**EXERCISE PROMPT**
Set out each line from the following listing that includes the word "icon".

Extracted data entries:
==*==

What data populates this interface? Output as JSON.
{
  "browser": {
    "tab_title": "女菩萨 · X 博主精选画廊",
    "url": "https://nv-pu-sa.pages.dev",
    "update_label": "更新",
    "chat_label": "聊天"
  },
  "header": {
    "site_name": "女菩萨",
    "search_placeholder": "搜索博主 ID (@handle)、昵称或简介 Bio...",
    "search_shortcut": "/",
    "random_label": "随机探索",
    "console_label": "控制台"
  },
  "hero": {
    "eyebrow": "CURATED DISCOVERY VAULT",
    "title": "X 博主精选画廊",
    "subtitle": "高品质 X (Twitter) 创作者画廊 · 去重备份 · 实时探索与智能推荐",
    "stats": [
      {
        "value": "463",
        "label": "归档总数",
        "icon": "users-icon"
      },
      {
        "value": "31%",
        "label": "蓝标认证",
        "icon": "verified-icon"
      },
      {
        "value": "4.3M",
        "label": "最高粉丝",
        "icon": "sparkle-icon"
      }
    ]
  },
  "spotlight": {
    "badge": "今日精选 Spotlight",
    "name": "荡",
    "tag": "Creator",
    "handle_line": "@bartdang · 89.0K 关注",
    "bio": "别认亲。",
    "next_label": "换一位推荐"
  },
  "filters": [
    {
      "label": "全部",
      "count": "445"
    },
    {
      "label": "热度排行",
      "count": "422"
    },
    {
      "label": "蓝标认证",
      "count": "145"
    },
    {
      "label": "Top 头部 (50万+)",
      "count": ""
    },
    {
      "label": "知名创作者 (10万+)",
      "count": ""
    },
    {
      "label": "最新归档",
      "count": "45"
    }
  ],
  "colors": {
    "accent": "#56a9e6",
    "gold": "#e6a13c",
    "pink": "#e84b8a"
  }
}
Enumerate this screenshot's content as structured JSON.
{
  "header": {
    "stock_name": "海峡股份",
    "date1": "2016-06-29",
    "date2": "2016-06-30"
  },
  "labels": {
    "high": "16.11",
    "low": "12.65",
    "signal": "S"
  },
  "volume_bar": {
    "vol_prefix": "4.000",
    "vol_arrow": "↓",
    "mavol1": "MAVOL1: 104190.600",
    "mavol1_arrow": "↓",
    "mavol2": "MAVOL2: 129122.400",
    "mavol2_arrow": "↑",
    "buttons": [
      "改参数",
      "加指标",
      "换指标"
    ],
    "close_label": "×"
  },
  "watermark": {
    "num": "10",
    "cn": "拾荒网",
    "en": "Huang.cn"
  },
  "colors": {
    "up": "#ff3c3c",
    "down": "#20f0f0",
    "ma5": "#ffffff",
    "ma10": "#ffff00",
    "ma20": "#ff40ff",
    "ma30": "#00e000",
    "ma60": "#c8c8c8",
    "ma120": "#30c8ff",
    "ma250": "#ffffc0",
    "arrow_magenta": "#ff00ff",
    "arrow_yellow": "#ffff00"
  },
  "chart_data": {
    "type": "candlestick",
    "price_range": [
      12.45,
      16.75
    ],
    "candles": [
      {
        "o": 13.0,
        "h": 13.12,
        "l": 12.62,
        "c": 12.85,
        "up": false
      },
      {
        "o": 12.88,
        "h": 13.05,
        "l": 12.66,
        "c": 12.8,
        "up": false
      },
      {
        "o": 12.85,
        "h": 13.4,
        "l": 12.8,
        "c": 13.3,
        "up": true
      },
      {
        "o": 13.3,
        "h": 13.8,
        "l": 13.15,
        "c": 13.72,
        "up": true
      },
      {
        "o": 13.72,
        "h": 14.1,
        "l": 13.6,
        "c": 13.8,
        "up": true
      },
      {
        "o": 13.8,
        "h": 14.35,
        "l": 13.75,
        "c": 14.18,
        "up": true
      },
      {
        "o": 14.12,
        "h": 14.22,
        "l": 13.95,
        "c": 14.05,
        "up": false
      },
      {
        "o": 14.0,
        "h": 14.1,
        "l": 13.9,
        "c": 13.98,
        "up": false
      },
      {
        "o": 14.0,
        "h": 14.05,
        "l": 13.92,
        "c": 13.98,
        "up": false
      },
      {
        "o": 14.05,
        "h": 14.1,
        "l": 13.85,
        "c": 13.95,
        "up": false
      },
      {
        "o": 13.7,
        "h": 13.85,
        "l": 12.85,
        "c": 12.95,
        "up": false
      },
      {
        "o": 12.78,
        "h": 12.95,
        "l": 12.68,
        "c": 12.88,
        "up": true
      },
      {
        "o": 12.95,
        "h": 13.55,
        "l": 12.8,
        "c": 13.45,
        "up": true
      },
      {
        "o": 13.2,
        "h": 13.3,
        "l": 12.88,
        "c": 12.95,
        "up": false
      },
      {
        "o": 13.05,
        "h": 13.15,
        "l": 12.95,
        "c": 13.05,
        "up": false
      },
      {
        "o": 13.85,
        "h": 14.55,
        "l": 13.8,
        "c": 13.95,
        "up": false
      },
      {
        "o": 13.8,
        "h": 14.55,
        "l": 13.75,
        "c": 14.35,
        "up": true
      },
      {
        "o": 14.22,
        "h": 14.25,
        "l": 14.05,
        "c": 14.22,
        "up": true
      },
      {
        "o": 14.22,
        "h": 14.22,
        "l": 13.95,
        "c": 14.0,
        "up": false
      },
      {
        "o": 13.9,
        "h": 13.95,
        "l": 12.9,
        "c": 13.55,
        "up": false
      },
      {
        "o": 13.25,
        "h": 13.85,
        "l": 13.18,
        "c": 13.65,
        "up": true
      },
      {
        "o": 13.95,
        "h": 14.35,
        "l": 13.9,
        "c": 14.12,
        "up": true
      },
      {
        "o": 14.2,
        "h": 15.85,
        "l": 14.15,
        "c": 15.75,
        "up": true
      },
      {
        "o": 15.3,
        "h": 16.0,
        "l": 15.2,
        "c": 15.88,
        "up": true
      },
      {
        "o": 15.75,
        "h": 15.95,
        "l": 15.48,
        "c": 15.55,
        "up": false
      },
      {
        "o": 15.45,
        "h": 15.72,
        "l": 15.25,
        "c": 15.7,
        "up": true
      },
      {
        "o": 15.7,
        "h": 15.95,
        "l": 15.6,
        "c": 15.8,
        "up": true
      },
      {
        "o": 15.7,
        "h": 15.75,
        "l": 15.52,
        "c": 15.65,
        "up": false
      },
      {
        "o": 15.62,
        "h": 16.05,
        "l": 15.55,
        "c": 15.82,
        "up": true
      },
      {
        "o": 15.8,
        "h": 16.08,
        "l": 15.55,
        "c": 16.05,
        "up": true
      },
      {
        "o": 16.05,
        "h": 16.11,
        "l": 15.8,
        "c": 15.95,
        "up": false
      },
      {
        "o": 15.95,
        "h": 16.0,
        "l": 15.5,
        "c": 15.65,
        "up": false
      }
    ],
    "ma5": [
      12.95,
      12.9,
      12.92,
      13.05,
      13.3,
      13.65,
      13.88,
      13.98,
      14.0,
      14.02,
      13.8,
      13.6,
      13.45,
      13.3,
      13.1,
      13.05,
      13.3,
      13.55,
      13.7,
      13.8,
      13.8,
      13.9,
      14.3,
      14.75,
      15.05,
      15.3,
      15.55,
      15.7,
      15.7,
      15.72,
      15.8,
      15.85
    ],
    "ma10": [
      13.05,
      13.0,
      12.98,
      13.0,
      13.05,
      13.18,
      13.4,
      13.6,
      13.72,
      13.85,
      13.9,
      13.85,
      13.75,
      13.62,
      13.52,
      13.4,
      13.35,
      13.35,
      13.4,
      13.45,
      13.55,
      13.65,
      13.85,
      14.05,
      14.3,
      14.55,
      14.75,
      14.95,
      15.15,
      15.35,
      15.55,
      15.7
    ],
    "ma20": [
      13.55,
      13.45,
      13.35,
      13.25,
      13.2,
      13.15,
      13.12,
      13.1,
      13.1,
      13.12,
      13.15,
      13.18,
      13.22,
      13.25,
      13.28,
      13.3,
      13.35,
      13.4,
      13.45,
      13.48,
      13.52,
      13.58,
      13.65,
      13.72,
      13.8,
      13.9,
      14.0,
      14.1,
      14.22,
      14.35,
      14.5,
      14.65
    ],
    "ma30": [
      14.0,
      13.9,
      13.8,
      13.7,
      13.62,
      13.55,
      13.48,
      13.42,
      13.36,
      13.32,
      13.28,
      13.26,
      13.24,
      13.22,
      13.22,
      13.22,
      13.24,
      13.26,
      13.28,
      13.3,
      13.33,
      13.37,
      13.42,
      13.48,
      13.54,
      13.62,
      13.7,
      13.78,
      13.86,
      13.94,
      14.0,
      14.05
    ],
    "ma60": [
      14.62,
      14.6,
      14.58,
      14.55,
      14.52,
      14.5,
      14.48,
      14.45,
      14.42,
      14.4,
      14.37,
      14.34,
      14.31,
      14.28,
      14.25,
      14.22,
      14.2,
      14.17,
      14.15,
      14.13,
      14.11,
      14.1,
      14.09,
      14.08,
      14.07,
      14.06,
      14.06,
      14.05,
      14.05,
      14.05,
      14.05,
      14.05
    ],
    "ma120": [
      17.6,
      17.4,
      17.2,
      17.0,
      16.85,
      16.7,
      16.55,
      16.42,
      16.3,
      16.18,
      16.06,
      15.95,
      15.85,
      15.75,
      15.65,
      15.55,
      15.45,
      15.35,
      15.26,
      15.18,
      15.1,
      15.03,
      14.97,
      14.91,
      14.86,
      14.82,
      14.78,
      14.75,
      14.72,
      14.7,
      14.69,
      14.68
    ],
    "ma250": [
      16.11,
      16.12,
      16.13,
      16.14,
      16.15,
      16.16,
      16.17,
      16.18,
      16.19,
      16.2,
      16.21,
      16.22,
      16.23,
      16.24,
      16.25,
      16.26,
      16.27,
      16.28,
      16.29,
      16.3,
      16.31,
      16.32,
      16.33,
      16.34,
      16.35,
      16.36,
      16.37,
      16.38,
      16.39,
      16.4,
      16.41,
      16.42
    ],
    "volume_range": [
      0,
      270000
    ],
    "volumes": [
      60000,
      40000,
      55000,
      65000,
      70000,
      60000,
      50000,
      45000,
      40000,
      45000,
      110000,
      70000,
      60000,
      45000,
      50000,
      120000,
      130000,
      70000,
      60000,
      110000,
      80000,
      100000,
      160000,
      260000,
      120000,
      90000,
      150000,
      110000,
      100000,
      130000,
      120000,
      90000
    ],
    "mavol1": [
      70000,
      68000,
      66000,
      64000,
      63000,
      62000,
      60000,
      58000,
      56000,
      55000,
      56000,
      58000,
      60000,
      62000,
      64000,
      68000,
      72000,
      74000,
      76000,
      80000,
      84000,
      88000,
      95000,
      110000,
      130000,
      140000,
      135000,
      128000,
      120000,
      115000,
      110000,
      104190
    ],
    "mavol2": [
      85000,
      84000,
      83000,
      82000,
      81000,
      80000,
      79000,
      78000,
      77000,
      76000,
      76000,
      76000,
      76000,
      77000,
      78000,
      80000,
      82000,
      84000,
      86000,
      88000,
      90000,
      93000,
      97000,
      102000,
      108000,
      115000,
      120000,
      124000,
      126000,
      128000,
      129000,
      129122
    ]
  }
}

==*==

**WRITTEN ANSWER**
        "icon": "users-icon"
        "icon": "verified-icon"
        "icon": "sparkle-icon"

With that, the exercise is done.